Stored data:
———
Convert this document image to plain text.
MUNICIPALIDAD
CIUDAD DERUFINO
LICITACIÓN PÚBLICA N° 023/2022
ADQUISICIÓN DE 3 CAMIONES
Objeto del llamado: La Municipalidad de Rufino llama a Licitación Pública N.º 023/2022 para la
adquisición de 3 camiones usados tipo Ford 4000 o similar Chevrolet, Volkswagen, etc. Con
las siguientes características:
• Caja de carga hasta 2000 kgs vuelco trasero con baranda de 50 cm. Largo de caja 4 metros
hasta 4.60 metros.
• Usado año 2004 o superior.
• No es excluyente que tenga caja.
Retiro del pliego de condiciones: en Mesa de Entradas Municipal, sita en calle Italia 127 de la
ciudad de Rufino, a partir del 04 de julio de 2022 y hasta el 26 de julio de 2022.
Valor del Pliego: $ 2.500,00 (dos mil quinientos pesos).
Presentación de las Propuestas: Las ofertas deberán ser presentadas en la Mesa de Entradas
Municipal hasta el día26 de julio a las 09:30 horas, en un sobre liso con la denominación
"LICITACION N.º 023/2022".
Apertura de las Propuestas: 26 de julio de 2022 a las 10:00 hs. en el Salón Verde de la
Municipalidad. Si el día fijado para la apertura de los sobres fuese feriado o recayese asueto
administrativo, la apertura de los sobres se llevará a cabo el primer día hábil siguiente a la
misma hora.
———
**WHAT IS EXPECTED**
Take the entries above and copy them out exactly.

**TASK SOLUTION**
Convert this document image to plain text.
MUNICIPALIDAD
CIUDAD DERUFINO
LICITACIÓN PÚBLICA N° 023/2022
ADQUISICIÓN DE 3 CAMIONES
Objeto del llamado: La Municipalidad de Rufino llama a Licitación Pública N.º 023/2022 para la
adquisición de 3 camiones usados tipo Ford 4000 o similar Chevrolet, Volkswagen, etc. Con
las siguientes características:
• Caja de carga hasta 2000 kgs vuelco trasero con baranda de 50 cm. Largo de caja 4 metros
hasta 4.60 metros.
• Usado año 2004 o superior.
• No es excluyente que tenga caja.
Retiro del pliego de condiciones: en Mesa de Entradas Municipal, sita en calle Italia 127 de la
ciudad de Rufino, a partir del 04 de julio de 2022 y hasta el 26 de julio de 2022.
Valor del Pliego: $ 2.500,00 (dos mil quinientos pesos).
Presentación de las Propuestas: Las ofertas deberán ser presentadas en la Mesa de Entradas
Municipal hasta el día26 de julio a las 09:30 horas, en un sobre liso con la denominación
"LICITACION N.º 023/2022".
Apertura de las Propuestas: 26 de julio de 2022 a las 10:00 hs. en el Salón Verde de la
Municipalidad. Si el día fijado para la apertura de los sobres fuese feriado o recayese asueto
administrativo, la apertura de los sobres se llevará a cabo el primer día hábil siguiente a la
misma hora.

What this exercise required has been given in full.